## What needs to be done
Copy every line of the records below word for word, leaving out the pictures.
______
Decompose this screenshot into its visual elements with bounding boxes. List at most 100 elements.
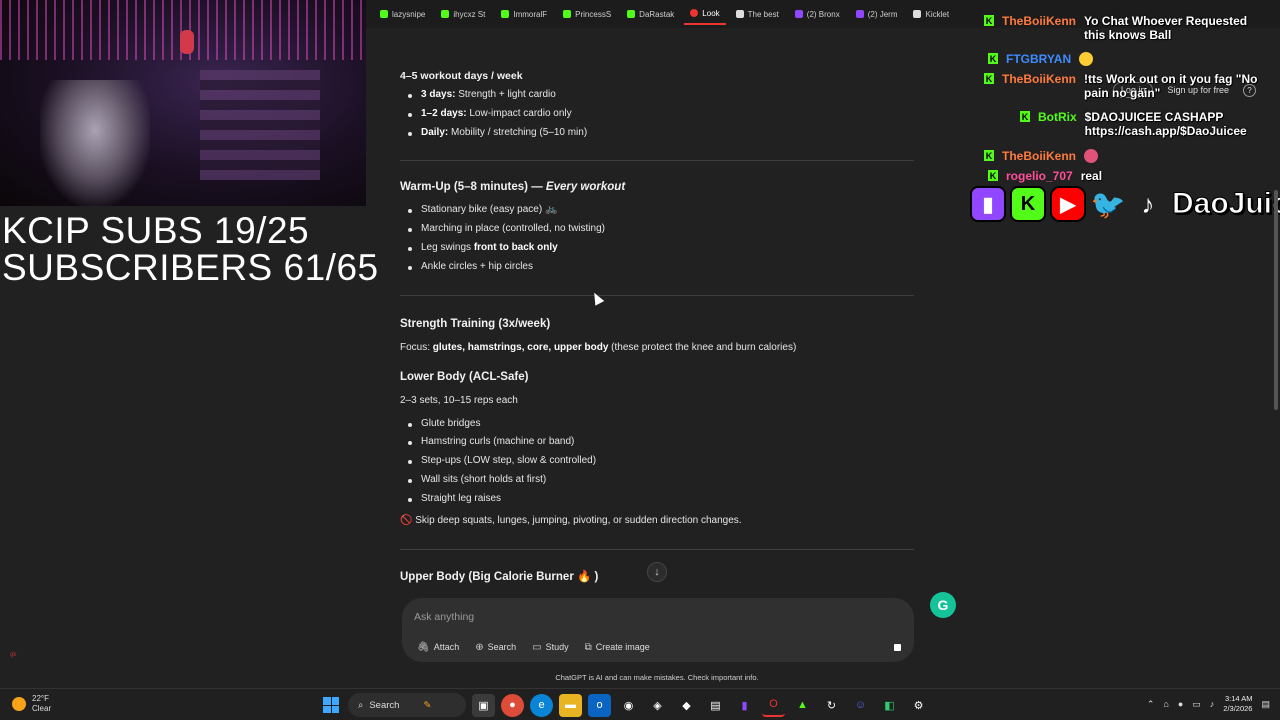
subscribers-goal: SUBSCRIBERS 61/65 <box>2 247 379 288</box>
windows-start-icon[interactable] <box>320 694 342 716</box>
chat-user: FTGBRYAN <box>1006 52 1072 66</box>
corner-text: gk <box>10 652 17 658</box>
paperclip-icon: 🖇 <box>417 641 430 653</box>
lamp <box>180 30 194 54</box>
tab-favicon-icon <box>855 10 864 18</box>
volume-icon[interactable]: ♪ <box>1210 699 1215 709</box>
taskbar-search[interactable]: ⌕ Search ✎ <box>348 693 466 717</box>
figma-icon[interactable]: ◆ <box>675 694 698 717</box>
tab-favicon-icon <box>441 10 450 18</box>
tab-label: (2) Bronx <box>806 9 840 19</box>
create-image-button[interactable]: ⧉ Create image <box>580 638 655 656</box>
chat-text: real <box>1080 169 1103 183</box>
grammarly-icon[interactable]: G <box>930 592 956 618</box>
chat-user: TheBoiiKenn <box>1002 72 1076 86</box>
browser-tab[interactable]: ihycxz St <box>435 3 491 25</box>
kick-icon: K <box>984 73 994 84</box>
browser-tab[interactable]: DaRastak <box>621 3 680 25</box>
steam-icon[interactable]: ⚙ <box>907 694 930 717</box>
list-item: Wall sits (short holds at first) <box>400 471 914 490</box>
browser-tab[interactable]: (2) Bronx <box>789 3 846 25</box>
clock[interactable]: 3:14 AM 2/3/2026 <box>1223 694 1252 714</box>
kick-icon: K <box>984 150 994 161</box>
terminal-icon[interactable]: ▤ <box>704 694 727 717</box>
discord-icon[interactable]: ☺ <box>849 694 872 717</box>
green-app-icon[interactable]: ◧ <box>878 694 901 717</box>
chrome-icon[interactable]: ● <box>501 693 524 717</box>
browser-tab[interactable]: Look <box>684 3 726 25</box>
tab-label: ihycxz St <box>453 9 486 19</box>
browser-tab[interactable]: lazysnipe <box>374 3 431 25</box>
disclaimer: ChatGPT is AI and can make mistakes. Che… <box>555 673 759 682</box>
list-item: Stationary bike (easy pace) 🚲 <box>400 201 914 220</box>
divider <box>400 548 914 550</box>
browser-tab[interactable]: Kicklet <box>907 3 955 25</box>
chat-text: !tts Work out on it you fag "No pain no … <box>1084 72 1258 100</box>
system-tray: ⌃ ⌂ ● ▭ ♪ 3:14 AM 2/3/2026 ▤ <box>1147 694 1270 714</box>
refresh-app-icon[interactable]: ↻ <box>820 694 843 717</box>
chat-message: K TheBoiiKenn !tts Work out on it you fa… <box>984 72 1280 100</box>
task-view-icon[interactable]: ▣ <box>472 693 495 717</box>
outlook-icon[interactable]: o <box>588 693 611 717</box>
tab-favicon-icon <box>690 9 699 17</box>
globe-icon: ⊕ <box>475 641 484 653</box>
search-icon: ⌕ <box>358 699 364 711</box>
list-item: 3 days: Strength + light cardio <box>400 86 914 105</box>
chat-message: K BotRix $DAOJUICEE CASHAPP https://cash… <box>1020 110 1255 138</box>
tab-label: PrincessS <box>575 9 612 19</box>
chat-text: $DAOJUICEE CASHAPP https://cash.app/$Dao… <box>1084 110 1247 138</box>
browser-tab[interactable]: (2) Jerm <box>850 3 904 25</box>
chart-app-icon[interactable]: ▲ <box>791 694 814 717</box>
streamer <box>40 80 150 206</box>
attach-button[interactable]: 🖇 Attach <box>412 638 464 656</box>
chat-user: BotRix <box>1038 110 1077 124</box>
search-button[interactable]: ⊕ Search <box>470 638 521 656</box>
list-item: Leg swings front to back only <box>400 239 914 258</box>
edge-icon[interactable]: e <box>530 693 553 717</box>
tab-label: (2) Jerm <box>867 9 898 19</box>
network-icon[interactable]: ⌂ <box>1163 699 1168 709</box>
mic-icon[interactable]: ● <box>1178 699 1183 709</box>
study-button[interactable]: ▭ Study <box>527 638 573 656</box>
tab-favicon-icon <box>563 10 572 18</box>
streamer-brand: DaoJuice <box>1171 187 1280 221</box>
prompt-input[interactable] <box>414 608 814 626</box>
chat-user: TheBoiiKenn <box>1002 149 1076 163</box>
chevron-up-icon[interactable]: ⌃ <box>1147 699 1155 710</box>
social-bar: ▮ K ▶ 🐦 ♪ DaoJuice <box>970 186 1280 222</box>
tab-favicon-icon <box>735 10 744 18</box>
tiktok-icon: ♪ <box>1141 188 1155 219</box>
weather-widget[interactable]: 22°F Clear <box>12 694 51 714</box>
tab-label: Look <box>702 8 720 18</box>
obs-icon[interactable]: ◉ <box>617 694 640 717</box>
browser-tab[interactable]: PrincessS <box>557 3 617 25</box>
opera-icon[interactable]: O <box>762 694 785 717</box>
list-item: Straight leg raises <box>400 490 914 509</box>
scrollbar[interactable] <box>1274 190 1278 410</box>
list-item: Step-ups (LOW step, slow & controlled) <box>400 452 914 471</box>
tab-favicon-icon <box>627 10 636 18</box>
message-composer: 🖇Attach ⊕Search ▭Study ⧉Create image <box>402 598 914 662</box>
screen: lazysnipe ihycxz St ImmoralF PrincessS DaRas… <box>0 0 1280 720</box>
stop-button[interactable] <box>888 638 906 656</box>
tab-favicon-icon <box>501 10 510 18</box>
twitch-app-icon[interactable]: ▮ <box>733 694 756 717</box>
strength-title: Strength Training (3x/week) <box>400 317 551 330</box>
file-explorer-icon[interactable]: ▬ <box>559 693 582 717</box>
notification-icon[interactable]: ▤ <box>1261 699 1270 710</box>
chat-overlay: K TheBoiiKenn Yo Chat Whoever Requested … <box>980 10 1280 190</box>
kick-icon: K <box>984 15 994 26</box>
warmup-list: Stationary bike (easy pace) 🚲 Marching i… <box>400 201 914 276</box>
list-item: 1–2 days: Low-impact cardio only <box>400 105 914 124</box>
book-icon: ▭ <box>532 641 542 653</box>
taskbar-apps: ⌕ Search ✎ ▣ ● e ▬ o ◉ ◈ ◆ ▤ ▮ O ▲ ↻ ☺ ◧ ⚙ <box>320 693 930 717</box>
scroll-down-button[interactable]: ↓ <box>647 562 667 582</box>
game-icon[interactable]: ◈ <box>646 694 669 717</box>
warmup-title: Warm-Up (5–8 minutes) — Every workout <box>400 181 626 194</box>
display-icon[interactable]: ▭ <box>1192 699 1201 710</box>
chat-message: K FTGBRYAN <box>988 52 1094 66</box>
schedule-list: 3 days: Strength + light cardio 1–2 days… <box>400 86 914 142</box>
browser-tab[interactable]: The best <box>730 3 785 25</box>
subscriber-goal: KCIP SUBS 19/25 SUBSCRIBERS 61/65 <box>2 212 379 286</box>
browser-tab[interactable]: ImmoralF <box>495 3 553 25</box>
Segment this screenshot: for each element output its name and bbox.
______
## Response for this exercise
Decompose this screenshot into its visual elements with bounding boxes. List at most 100 elements.
subscribers-goal: SUBSCRIBERS 61/65 <box>2 247 379 288</box>
windows-start-icon[interactable] <box>320 694 342 716</box>
chat-user: FTGBRYAN <box>1006 52 1072 66</box>
corner-text: gk <box>10 652 17 658</box>
paperclip-icon: 🖇 <box>417 641 430 653</box>
lamp <box>180 30 194 54</box>
tab-favicon-icon <box>855 10 864 18</box>
volume-icon[interactable]: ♪ <box>1210 699 1215 709</box>
taskbar-search[interactable]: ⌕ Search ✎ <box>348 693 466 717</box>
figma-icon[interactable]: ◆ <box>675 694 698 717</box>
tab-favicon-icon <box>441 10 450 18</box>
tab-label: (2) Bronx <box>806 9 840 19</box>
create-image-button[interactable]: ⧉ Create image <box>580 638 655 656</box>
chat-text: real <box>1080 169 1103 183</box>
grammarly-icon[interactable]: G <box>930 592 956 618</box>
chat-user: TheBoiiKenn <box>1002 72 1076 86</box>
browser-tab[interactable]: ihycxz St <box>435 3 491 25</box>
kick-icon: K <box>984 73 994 84</box>
browser-tab[interactable]: DaRastak <box>621 3 680 25</box>
steam-icon[interactable]: ⚙ <box>907 694 930 717</box>
list-item: Wall sits (short holds at first) <box>400 471 914 490</box>
browser-tab[interactable]: (2) Bronx <box>789 3 846 25</box>
clock[interactable]: 3:14 AM 2/3/2026 <box>1223 694 1252 714</box>
kick-icon: K <box>984 150 994 161</box>
terminal-icon[interactable]: ▤ <box>704 694 727 717</box>
discord-icon[interactable]: ☺ <box>849 694 872 717</box>
green-app-icon[interactable]: ◧ <box>878 694 901 717</box>
chrome-icon[interactable]: ● <box>501 693 524 717</box>
browser-tab[interactable]: Look <box>684 3 726 25</box>
tab-label: ihycxz St <box>453 9 486 19</box>
browser-tab[interactable]: lazysnipe <box>374 3 431 25</box>
disclaimer: ChatGPT is AI and can make mistakes. Che… <box>555 673 759 682</box>
list-item: Stationary bike (easy pace) 🚲 <box>400 201 914 220</box>
divider <box>400 548 914 550</box>
browser-tab[interactable]: Kicklet <box>907 3 955 25</box>
chat-text: !tts Work out on it you fag "No pain no … <box>1084 72 1258 100</box>
system-tray: ⌃ ⌂ ● ▭ ♪ 3:14 AM 2/3/2026 ▤ <box>1147 694 1270 714</box>
refresh-app-icon[interactable]: ↻ <box>820 694 843 717</box>
chat-message: K TheBoiiKenn !tts Work out on it you fa… <box>984 72 1280 100</box>
task-view-icon[interactable]: ▣ <box>472 693 495 717</box>
outlook-icon[interactable]: o <box>588 693 611 717</box>
tab-favicon-icon <box>690 9 699 17</box>
globe-icon: ⊕ <box>475 641 484 653</box>
search-icon: ⌕ <box>358 699 364 711</box>
list-item: 3 days: Strength + light cardio <box>400 86 914 105</box>
chat-message: K BotRix $DAOJUICEE CASHAPP https://cash… <box>1020 110 1255 138</box>
tab-label: PrincessS <box>575 9 612 19</box>
chat-text: $DAOJUICEE CASHAPP https://cash.app/$Dao… <box>1084 110 1247 138</box>
browser-tab[interactable]: (2) Jerm <box>850 3 904 25</box>
chart-app-icon[interactable]: ▲ <box>791 694 814 717</box>
streamer <box>40 80 150 206</box>
attach-button[interactable]: 🖇 Attach <box>412 638 464 656</box>
chat-user: BotRix <box>1038 110 1077 124</box>
search-button[interactable]: ⊕ Search <box>470 638 521 656</box>
list-item: Leg swings front to back only <box>400 239 914 258</box>
edge-icon[interactable]: e <box>530 693 553 717</box>
tab-label: (2) Jerm <box>867 9 898 19</box>
network-icon[interactable]: ⌂ <box>1163 699 1168 709</box>
mic-icon[interactable]: ● <box>1178 699 1183 709</box>
study-button[interactable]: ▭ Study <box>527 638 573 656</box>
tab-favicon-icon <box>563 10 572 18</box>
streamer-brand: DaoJuice <box>1171 187 1280 221</box>
prompt-input[interactable] <box>414 608 814 626</box>
chat-user: TheBoiiKenn <box>1002 149 1076 163</box>
chevron-up-icon[interactable]: ⌃ <box>1147 699 1155 710</box>
social-bar: ▮ K ▶ 🐦 ♪ DaoJuice <box>970 186 1280 222</box>
tab-favicon-icon <box>735 10 744 18</box>
tiktok-icon: ♪ <box>1141 188 1155 219</box>
weather-widget[interactable]: 22°F Clear <box>12 694 51 714</box>
tab-label: Look <box>702 8 720 18</box>
obs-icon[interactable]: ◉ <box>617 694 640 717</box>
browser-tab[interactable]: PrincessS <box>557 3 617 25</box>
opera-icon[interactable]: O <box>762 694 785 717</box>
list-item: Straight leg raises <box>400 490 914 509</box>
scrollbar[interactable] <box>1274 190 1278 410</box>
list-item: Step-ups (LOW step, slow & controlled) <box>400 452 914 471</box>
tab-favicon-icon <box>627 10 636 18</box>
message-composer: 🖇Attach ⊕Search ▭Study ⧉Create image <box>402 598 914 662</box>
screen: lazysnipe ihycxz St ImmoralF PrincessS DaRas… <box>0 0 1280 720</box>
stop-button[interactable] <box>888 638 906 656</box>
tab-favicon-icon <box>501 10 510 18</box>
twitch-app-icon[interactable]: ▮ <box>733 694 756 717</box>
strength-title: Strength Training (3x/week) <box>400 317 551 330</box>
file-explorer-icon[interactable]: ▬ <box>559 693 582 717</box>
notification-icon[interactable]: ▤ <box>1261 699 1270 710</box>
chat-overlay: K TheBoiiKenn Yo Chat Whoever Requested … <box>980 10 1280 190</box>
kick-icon: K <box>984 15 994 26</box>
warmup-list: Stationary bike (easy pace) 🚲 Marching i… <box>400 201 914 276</box>
list-item: 1–2 days: Low-impact cardio only <box>400 105 914 124</box>
book-icon: ▭ <box>532 641 542 653</box>
taskbar-apps: ⌕ Search ✎ ▣ ● e ▬ o ◉ ◈ ◆ ▤ ▮ O ▲ ↻ ☺ ◧ ⚙ <box>320 693 930 717</box>
scroll-down-button[interactable]: ↓ <box>647 562 667 582</box>
game-icon[interactable]: ◈ <box>646 694 669 717</box>
warmup-title: Warm-Up (5–8 minutes) — Every workout <box>400 181 626 194</box>
display-icon[interactable]: ▭ <box>1192 699 1201 710</box>
chat-message: K FTGBRYAN <box>988 52 1094 66</box>
schedule-list: 3 days: Strength + light cardio 1–2 days… <box>400 86 914 142</box>
browser-tab[interactable]: The best <box>730 3 785 25</box>
subscriber-goal: KCIP SUBS 19/25 SUBSCRIBERS 61/65 <box>2 212 379 286</box>
browser-tab[interactable]: ImmoralF <box>495 3 553 25</box>
Segment this screenshot: for each element output its name and bbox.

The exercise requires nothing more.